TASK TO COMPLETE -> Each entry below is to be extracted exactly.

DATA TO USE ->
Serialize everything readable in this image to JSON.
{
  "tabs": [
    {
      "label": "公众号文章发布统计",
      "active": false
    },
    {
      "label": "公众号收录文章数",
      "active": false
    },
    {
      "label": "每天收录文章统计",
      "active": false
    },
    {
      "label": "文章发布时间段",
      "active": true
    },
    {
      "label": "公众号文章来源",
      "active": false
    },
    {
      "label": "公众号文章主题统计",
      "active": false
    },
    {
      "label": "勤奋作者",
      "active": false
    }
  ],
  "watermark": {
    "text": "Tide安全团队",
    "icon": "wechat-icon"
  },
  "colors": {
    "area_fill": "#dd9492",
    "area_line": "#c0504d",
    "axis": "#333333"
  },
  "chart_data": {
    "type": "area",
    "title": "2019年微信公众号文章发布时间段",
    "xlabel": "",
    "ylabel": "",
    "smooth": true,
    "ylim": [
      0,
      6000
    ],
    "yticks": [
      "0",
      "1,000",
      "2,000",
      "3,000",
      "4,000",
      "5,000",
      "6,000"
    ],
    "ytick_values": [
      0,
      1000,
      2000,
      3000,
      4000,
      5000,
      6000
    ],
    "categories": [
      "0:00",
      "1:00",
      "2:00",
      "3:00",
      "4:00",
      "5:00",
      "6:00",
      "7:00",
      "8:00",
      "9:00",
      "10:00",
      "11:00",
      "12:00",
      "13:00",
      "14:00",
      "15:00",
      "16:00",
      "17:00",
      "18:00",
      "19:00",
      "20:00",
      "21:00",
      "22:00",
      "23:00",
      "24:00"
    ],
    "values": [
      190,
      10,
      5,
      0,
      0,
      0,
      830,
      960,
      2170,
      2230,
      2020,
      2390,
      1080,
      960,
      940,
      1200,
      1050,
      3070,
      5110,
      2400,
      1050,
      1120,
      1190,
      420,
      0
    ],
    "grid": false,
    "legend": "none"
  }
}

OUTPUT ->
Serialize everything readable in this image to JSON.
{
  "tabs": [
    {
      "label": "公众号文章发布统计",
      "active": false
    },
    {
      "label": "公众号收录文章数",
      "active": false
    },
    {
      "label": "每天收录文章统计",
      "active": false
    },
    {
      "label": "文章发布时间段",
      "active": true
    },
    {
      "label": "公众号文章来源",
      "active": false
    },
    {
      "label": "公众号文章主题统计",
      "active": false
    },
    {
      "label": "勤奋作者",
      "active": false
    }
  ],
  "watermark": {
    "text": "Tide安全团队",
    "icon": "wechat-icon"
  },
  "colors": {
    "area_fill": "#dd9492",
    "area_line": "#c0504d",
    "axis": "#333333"
  },
  "chart_data": {
    "type": "area",
    "title": "2019年微信公众号文章发布时间段",
    "xlabel": "",
    "ylabel": "",
    "smooth": true,
    "ylim": [
      0,
      6000
    ],
    "yticks": [
      "0",
      "1,000",
      "2,000",
      "3,000",
      "4,000",
      "5,000",
      "6,000"
    ],
    "ytick_values": [
      0,
      1000,
      2000,
      3000,
      4000,
      5000,
      6000
    ],
    "categories": [
      "0:00",
      "1:00",
      "2:00",
      "3:00",
      "4:00",
      "5:00",
      "6:00",
      "7:00",
      "8:00",
      "9:00",
      "10:00",
      "11:00",
      "12:00",
      "13:00",
      "14:00",
      "15:00",
      "16:00",
      "17:00",
      "18:00",
      "19:00",
      "20:00",
      "21:00",
      "22:00",
      "23:00",
      "24:00"
    ],
    "values": [
      190,
      10,
      5,
      0,
      0,
      0,
      830,
      960,
      2170,
      2230,
      2020,
      2390,
      1080,
      960,
      940,
      1200,
      1050,
      3070,
      5110,
      2400,
      1050,
      1120,
      1190,
      420,
      0
    ],
    "grid": false,
    "legend": "none"
  }
}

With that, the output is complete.